◆ Task directions ◆
Select every line below containing the word "screenshot".

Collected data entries

= = =

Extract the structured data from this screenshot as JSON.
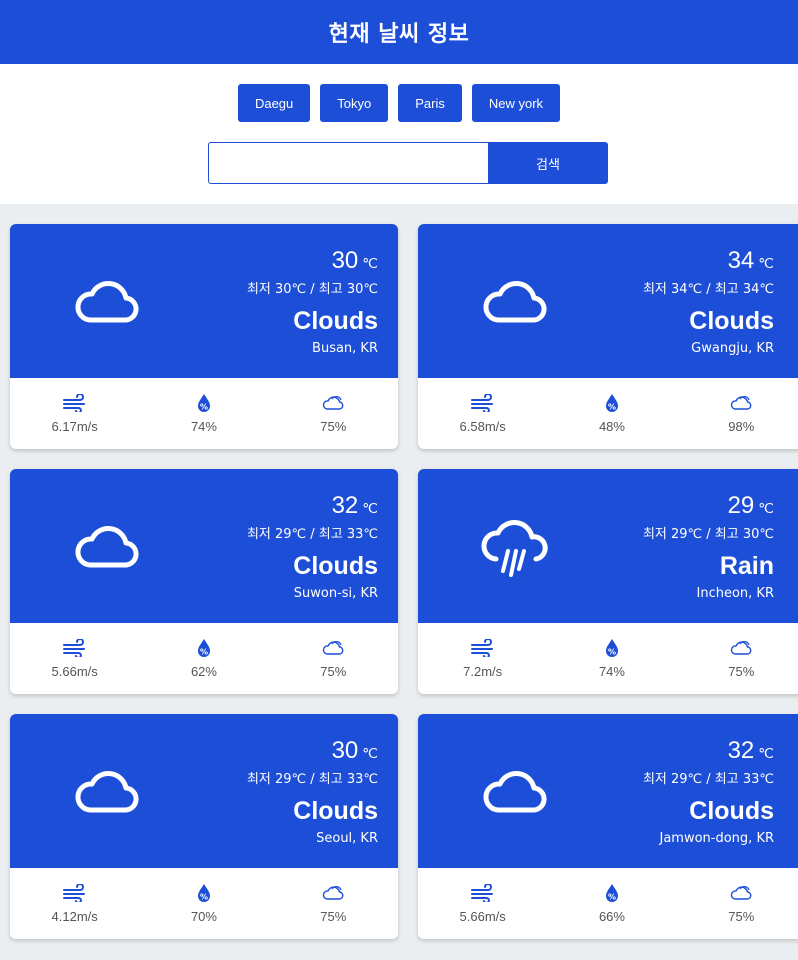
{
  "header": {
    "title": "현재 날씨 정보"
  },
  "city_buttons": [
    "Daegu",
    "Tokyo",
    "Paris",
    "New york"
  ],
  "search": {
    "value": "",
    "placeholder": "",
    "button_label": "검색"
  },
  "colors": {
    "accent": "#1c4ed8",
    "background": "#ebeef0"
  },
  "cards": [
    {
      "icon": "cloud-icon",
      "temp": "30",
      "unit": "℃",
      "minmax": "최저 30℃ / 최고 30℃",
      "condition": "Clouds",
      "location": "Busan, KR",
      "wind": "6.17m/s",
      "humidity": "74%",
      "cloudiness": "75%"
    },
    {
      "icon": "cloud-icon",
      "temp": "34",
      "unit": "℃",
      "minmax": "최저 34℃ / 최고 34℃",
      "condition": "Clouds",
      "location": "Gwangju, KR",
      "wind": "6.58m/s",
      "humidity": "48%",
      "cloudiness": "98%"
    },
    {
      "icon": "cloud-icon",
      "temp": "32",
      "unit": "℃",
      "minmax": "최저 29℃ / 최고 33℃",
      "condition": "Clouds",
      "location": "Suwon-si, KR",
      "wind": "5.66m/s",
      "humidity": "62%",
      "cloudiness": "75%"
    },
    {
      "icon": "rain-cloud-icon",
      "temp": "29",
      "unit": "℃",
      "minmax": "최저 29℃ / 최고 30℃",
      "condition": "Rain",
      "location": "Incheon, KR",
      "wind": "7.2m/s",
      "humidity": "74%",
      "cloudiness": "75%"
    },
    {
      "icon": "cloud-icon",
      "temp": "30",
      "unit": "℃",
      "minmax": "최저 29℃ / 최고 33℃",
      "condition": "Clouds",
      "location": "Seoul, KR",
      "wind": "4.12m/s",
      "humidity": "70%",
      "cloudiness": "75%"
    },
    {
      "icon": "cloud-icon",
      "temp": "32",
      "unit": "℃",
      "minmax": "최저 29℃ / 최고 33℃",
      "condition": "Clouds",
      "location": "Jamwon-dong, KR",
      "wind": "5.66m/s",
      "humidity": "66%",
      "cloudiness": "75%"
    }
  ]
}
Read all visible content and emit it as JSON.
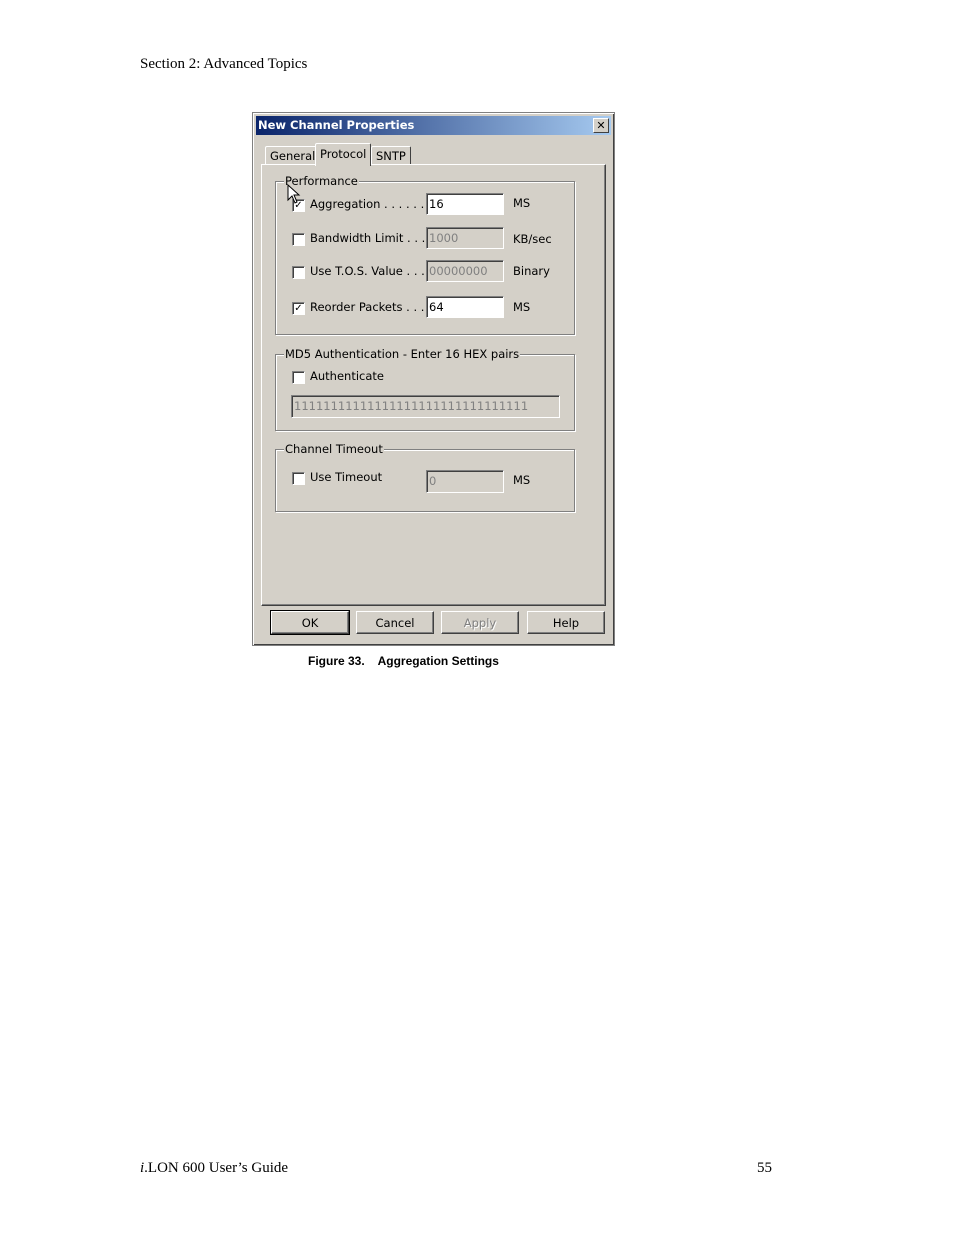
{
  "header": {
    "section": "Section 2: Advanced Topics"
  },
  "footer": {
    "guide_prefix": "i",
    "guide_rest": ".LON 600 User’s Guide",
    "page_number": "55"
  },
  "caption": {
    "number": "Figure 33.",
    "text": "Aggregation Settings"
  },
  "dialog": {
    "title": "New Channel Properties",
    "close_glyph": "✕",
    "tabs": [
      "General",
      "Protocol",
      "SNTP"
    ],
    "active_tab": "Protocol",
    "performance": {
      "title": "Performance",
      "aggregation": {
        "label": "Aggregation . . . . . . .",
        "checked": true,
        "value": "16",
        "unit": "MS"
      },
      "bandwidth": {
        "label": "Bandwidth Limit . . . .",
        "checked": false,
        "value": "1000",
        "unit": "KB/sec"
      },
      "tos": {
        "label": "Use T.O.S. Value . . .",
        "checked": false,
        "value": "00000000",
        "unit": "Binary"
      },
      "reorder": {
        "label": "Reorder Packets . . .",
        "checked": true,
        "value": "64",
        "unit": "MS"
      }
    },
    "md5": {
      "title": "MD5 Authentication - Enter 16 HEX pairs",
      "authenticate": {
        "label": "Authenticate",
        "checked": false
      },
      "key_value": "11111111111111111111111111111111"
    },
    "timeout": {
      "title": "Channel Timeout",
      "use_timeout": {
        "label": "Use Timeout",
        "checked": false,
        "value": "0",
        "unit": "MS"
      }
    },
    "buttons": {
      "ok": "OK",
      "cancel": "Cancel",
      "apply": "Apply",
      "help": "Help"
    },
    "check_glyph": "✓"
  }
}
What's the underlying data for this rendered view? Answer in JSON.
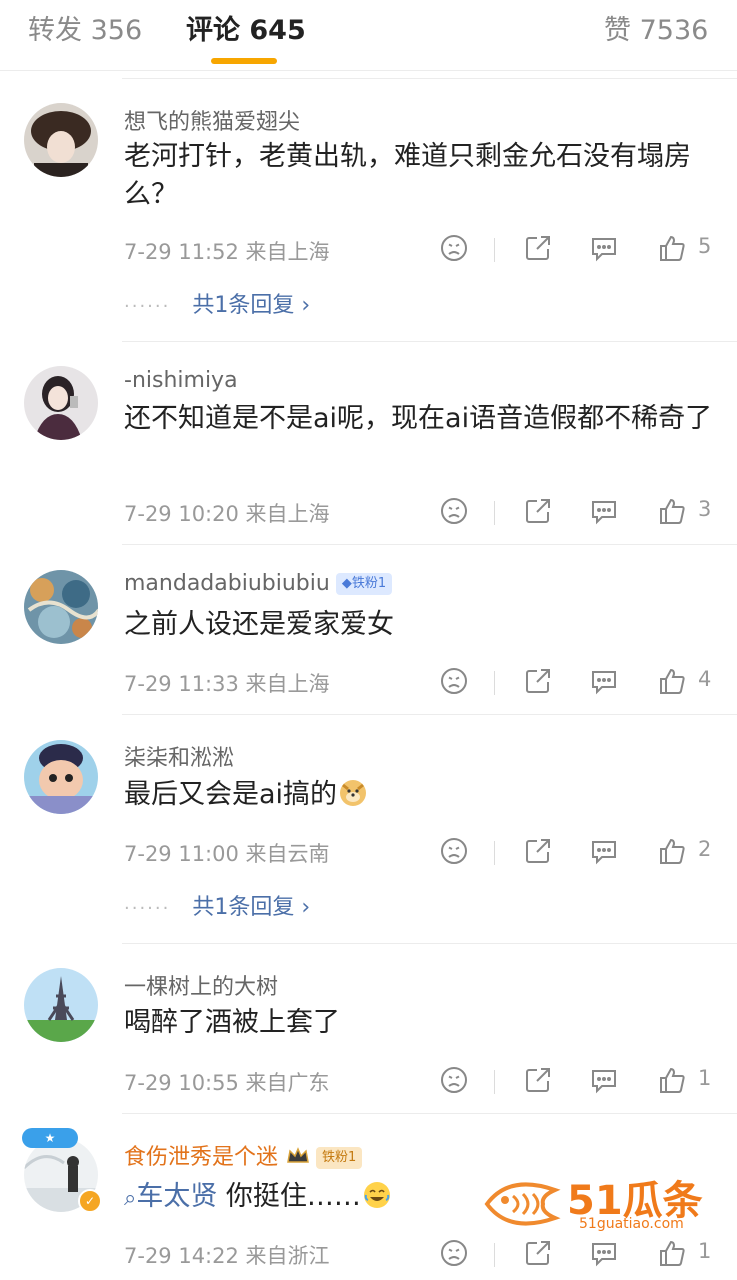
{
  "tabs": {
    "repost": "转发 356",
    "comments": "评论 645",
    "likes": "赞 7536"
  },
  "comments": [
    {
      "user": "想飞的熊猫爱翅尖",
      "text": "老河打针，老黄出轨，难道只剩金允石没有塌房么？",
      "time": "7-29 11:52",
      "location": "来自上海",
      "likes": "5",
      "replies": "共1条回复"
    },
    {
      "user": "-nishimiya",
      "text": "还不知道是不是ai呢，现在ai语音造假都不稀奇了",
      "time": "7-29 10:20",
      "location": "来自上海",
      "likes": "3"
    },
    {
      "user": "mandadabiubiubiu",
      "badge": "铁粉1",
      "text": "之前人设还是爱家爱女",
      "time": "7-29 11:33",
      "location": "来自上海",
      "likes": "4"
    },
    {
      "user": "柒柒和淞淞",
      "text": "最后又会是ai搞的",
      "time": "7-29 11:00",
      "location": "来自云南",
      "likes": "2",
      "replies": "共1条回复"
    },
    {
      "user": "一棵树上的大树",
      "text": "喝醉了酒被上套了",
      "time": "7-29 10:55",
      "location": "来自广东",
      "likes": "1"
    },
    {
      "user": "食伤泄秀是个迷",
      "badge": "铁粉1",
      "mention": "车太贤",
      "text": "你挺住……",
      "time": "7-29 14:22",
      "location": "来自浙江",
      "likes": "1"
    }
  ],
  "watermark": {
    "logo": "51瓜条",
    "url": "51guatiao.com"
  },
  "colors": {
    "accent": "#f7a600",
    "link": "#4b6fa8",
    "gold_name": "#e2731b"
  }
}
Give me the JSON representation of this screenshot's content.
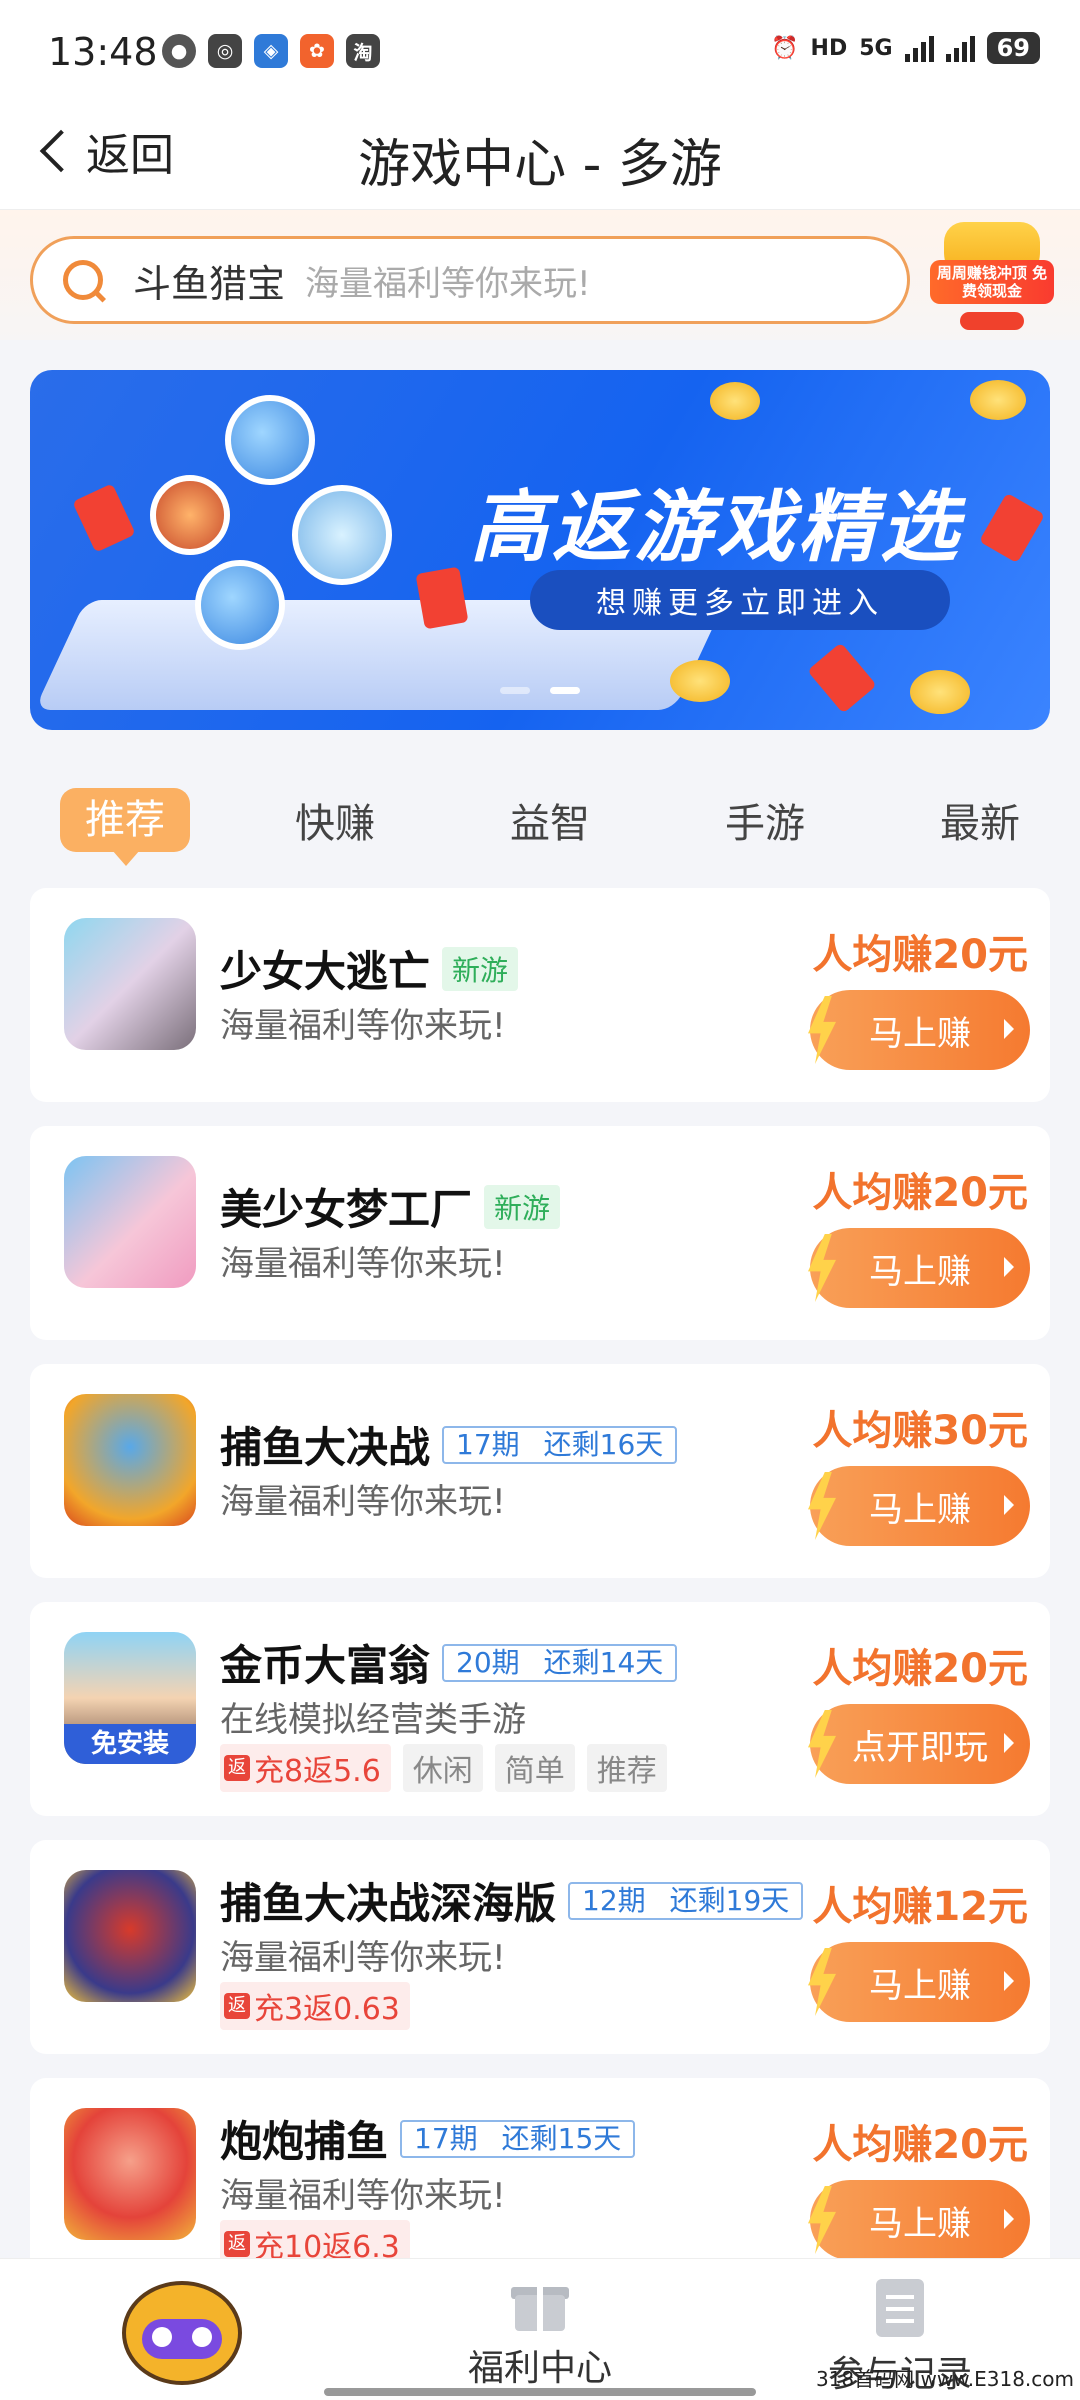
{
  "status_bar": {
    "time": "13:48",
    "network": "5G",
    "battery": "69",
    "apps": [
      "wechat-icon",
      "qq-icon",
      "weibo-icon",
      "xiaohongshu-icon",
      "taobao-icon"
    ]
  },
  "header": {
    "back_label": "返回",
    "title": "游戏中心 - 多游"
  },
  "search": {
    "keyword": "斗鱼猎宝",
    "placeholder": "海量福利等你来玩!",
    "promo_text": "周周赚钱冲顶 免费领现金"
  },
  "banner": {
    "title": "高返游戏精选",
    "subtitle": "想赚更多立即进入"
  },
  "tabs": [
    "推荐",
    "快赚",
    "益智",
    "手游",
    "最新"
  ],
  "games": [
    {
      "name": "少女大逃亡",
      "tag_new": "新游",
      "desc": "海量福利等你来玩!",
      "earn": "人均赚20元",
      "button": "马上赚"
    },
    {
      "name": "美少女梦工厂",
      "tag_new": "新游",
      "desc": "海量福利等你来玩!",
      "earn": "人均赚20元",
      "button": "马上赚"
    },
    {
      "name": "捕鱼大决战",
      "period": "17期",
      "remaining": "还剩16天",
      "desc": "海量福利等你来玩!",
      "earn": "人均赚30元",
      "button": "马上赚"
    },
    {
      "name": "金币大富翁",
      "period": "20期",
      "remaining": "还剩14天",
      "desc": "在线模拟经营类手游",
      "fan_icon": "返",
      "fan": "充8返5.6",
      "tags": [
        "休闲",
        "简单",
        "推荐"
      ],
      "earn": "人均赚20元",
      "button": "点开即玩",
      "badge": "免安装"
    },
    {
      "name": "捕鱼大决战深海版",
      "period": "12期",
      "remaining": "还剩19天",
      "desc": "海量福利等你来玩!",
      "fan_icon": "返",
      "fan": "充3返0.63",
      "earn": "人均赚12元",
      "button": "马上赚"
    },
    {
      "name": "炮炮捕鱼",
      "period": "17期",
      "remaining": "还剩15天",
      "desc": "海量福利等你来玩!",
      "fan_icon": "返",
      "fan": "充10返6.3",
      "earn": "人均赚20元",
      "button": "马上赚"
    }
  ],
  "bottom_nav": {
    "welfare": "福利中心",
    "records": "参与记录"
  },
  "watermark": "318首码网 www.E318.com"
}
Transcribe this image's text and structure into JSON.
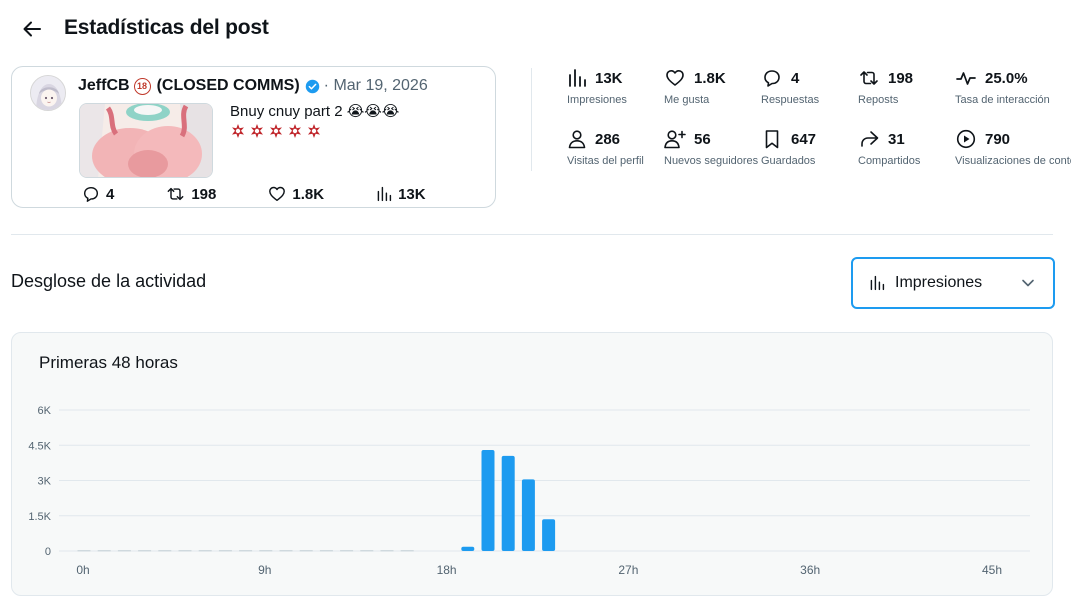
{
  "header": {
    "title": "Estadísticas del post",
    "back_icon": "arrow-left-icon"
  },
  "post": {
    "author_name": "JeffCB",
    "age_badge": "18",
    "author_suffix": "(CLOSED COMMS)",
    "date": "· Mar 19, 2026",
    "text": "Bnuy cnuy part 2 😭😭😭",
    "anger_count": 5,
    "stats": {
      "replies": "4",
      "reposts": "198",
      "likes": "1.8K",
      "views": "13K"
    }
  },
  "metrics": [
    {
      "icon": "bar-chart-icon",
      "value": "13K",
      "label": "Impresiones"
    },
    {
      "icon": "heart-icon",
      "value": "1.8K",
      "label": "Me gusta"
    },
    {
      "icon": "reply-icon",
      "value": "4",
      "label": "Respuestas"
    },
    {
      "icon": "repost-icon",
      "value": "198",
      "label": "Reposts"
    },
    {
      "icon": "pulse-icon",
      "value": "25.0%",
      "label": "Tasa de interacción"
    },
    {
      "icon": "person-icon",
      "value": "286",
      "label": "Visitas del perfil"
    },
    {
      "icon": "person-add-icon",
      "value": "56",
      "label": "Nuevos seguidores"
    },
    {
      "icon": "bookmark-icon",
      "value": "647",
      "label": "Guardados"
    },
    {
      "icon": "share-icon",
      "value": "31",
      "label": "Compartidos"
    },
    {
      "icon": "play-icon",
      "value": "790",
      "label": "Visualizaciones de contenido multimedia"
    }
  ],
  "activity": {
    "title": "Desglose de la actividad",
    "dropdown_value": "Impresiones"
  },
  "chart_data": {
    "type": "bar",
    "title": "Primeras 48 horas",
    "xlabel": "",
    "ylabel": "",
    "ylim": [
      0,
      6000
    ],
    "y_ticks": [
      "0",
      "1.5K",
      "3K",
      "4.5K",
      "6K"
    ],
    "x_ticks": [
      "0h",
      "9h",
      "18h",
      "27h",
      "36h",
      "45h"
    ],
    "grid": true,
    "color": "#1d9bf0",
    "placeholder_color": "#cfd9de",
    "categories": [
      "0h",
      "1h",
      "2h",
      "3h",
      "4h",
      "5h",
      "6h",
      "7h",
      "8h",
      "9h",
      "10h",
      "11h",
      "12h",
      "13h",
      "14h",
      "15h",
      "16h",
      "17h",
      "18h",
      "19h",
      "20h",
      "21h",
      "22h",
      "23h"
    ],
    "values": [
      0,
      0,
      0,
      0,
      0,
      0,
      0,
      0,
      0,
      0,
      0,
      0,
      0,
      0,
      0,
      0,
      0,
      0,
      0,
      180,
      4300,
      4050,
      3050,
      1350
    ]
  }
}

= = =

◆ Task result ◆
Extract the structured data from this screenshot as JSON.
Give me the JSON representation of this screenshot's content.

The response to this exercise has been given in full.